[start]

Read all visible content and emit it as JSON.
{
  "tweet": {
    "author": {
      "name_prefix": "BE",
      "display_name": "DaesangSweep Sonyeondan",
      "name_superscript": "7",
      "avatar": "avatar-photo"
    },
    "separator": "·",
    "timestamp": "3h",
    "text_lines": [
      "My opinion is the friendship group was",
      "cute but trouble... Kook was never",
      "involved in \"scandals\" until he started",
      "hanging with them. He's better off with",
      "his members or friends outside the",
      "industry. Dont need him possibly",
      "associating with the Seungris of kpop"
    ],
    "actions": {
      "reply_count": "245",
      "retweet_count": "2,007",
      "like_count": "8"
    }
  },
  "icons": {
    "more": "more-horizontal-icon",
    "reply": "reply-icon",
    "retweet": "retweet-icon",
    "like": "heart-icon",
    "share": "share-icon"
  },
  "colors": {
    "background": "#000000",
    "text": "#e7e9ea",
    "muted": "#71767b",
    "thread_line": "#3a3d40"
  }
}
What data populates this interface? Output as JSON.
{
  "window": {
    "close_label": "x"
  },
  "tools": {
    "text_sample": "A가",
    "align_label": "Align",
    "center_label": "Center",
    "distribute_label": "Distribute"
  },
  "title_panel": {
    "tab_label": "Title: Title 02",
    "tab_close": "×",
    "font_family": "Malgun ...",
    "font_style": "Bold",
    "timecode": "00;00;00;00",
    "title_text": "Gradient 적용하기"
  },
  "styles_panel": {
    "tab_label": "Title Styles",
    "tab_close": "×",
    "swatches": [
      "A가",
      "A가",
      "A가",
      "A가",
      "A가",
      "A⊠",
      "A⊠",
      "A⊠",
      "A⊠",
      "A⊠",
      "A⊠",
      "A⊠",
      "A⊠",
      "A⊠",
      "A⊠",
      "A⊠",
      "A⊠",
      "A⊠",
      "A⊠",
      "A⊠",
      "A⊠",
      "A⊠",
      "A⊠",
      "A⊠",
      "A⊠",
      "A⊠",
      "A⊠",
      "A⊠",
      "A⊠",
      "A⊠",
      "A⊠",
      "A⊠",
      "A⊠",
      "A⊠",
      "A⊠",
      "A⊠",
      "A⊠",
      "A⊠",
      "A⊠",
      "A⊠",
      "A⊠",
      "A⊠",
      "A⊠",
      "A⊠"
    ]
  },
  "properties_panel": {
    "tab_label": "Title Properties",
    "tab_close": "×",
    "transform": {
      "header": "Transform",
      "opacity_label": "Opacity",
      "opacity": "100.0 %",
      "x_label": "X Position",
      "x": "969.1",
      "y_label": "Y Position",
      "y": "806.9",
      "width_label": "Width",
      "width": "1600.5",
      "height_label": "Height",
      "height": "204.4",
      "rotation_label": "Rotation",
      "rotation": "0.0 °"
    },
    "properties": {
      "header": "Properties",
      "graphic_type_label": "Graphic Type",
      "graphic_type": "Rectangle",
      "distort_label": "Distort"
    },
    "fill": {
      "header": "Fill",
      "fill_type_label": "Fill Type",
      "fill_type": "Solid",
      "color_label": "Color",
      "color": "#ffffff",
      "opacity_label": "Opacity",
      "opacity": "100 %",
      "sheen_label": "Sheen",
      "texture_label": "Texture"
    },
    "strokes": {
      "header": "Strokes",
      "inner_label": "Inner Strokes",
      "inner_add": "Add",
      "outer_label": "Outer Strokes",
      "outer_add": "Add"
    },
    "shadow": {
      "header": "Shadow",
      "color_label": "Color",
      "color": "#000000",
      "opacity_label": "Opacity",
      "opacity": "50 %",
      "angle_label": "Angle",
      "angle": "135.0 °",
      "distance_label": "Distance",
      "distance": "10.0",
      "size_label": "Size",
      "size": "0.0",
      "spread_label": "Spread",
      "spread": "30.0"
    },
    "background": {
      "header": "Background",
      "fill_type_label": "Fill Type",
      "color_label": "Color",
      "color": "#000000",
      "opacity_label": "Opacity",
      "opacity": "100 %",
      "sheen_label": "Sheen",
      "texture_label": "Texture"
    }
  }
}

[end]

Aim of the task:
All of the entries should be written out again exactly.

Task result:
Read all visible content and emit it as JSON.
{
  "tweet": {
    "author": {
      "name_prefix": "BE",
      "display_name": "DaesangSweep Sonyeondan",
      "name_superscript": "7",
      "avatar": "avatar-photo"
    },
    "separator": "·",
    "timestamp": "3h",
    "text_lines": [
      "My opinion is the friendship group was",
      "cute but trouble... Kook was never",
      "involved in \"scandals\" until he started",
      "hanging with them. He's better off with",
      "his members or friends outside the",
      "industry. Dont need him possibly",
      "associating with the Seungris of kpop"
    ],
    "actions": {
      "reply_count": "245",
      "retweet_count": "2,007",
      "like_count": "8"
    }
  },
  "icons": {
    "more": "more-horizontal-icon",
    "reply": "reply-icon",
    "retweet": "retweet-icon",
    "like": "heart-icon",
    "share": "share-icon"
  },
  "colors": {
    "background": "#000000",
    "text": "#e7e9ea",
    "muted": "#71767b",
    "thread_line": "#3a3d40"
  }
}
What data populates this interface? Output as JSON.
{
  "window": {
    "close_label": "x"
  },
  "tools": {
    "text_sample": "A가",
    "align_label": "Align",
    "center_label": "Center",
    "distribute_label": "Distribute"
  },
  "title_panel": {
    "tab_label": "Title: Title 02",
    "tab_close": "×",
    "font_family": "Malgun ...",
    "font_style": "Bold",
    "timecode": "00;00;00;00",
    "title_text": "Gradient 적용하기"
  },
  "styles_panel": {
    "tab_label": "Title Styles",
    "tab_close": "×",
    "swatches": [
      "A가",
      "A가",
      "A가",
      "A가",
      "A가",
      "A⊠",
      "A⊠",
      "A⊠",
      "A⊠",
      "A⊠",
      "A⊠",
      "A⊠",
      "A⊠",
      "A⊠",
      "A⊠",
      "A⊠",
      "A⊠",
      "A⊠",
      "A⊠",
      "A⊠",
      "A⊠",
      "A⊠",
      "A⊠",
      "A⊠",
      "A⊠",
      "A⊠",
      "A⊠",
      "A⊠",
      "A⊠",
      "A⊠",
      "A⊠",
      "A⊠",
      "A⊠",
      "A⊠",
      "A⊠",
      "A⊠",
      "A⊠",
      "A⊠",
      "A⊠",
      "A⊠",
      "A⊠",
      "A⊠",
      "A⊠",
      "A⊠"
    ]
  },
  "properties_panel": {
    "tab_label": "Title Properties",
    "tab_close": "×",
    "transform": {
      "header": "Transform",
      "opacity_label": "Opacity",
      "opacity": "100.0 %",
      "x_label": "X Position",
      "x": "969.1",
      "y_label": "Y Position",
      "y": "806.9",
      "width_label": "Width",
      "width": "1600.5",
      "height_label": "Height",
      "height": "204.4",
      "rotation_label": "Rotation",
      "rotation": "0.0 °"
    },
    "properties": {
      "header": "Properties",
      "graphic_type_label": "Graphic Type",
      "graphic_type": "Rectangle",
      "distort_label": "Distort"
    },
    "fill": {
      "header": "Fill",
      "fill_type_label": "Fill Type",
      "fill_type": "Solid",
      "color_label": "Color",
      "color": "#ffffff",
      "opacity_label": "Opacity",
      "opacity": "100 %",
      "sheen_label": "Sheen",
      "texture_label": "Texture"
    },
    "strokes": {
      "header": "Strokes",
      "inner_label": "Inner Strokes",
      "inner_add": "Add",
      "outer_label": "Outer Strokes",
      "outer_add": "Add"
    },
    "shadow": {
      "header": "Shadow",
      "color_label": "Color",
      "color": "#000000",
      "opacity_label": "Opacity",
      "opacity": "50 %",
      "angle_label": "Angle",
      "angle": "135.0 °",
      "distance_label": "Distance",
      "distance": "10.0",
      "size_label": "Size",
      "size": "0.0",
      "spread_label": "Spread",
      "spread": "30.0"
    },
    "background": {
      "header": "Background",
      "fill_type_label": "Fill Type",
      "color_label": "Color",
      "color": "#000000",
      "opacity_label": "Opacity",
      "opacity": "100 %",
      "sheen_label": "Sheen",
      "texture_label": "Texture"
    }
  }
}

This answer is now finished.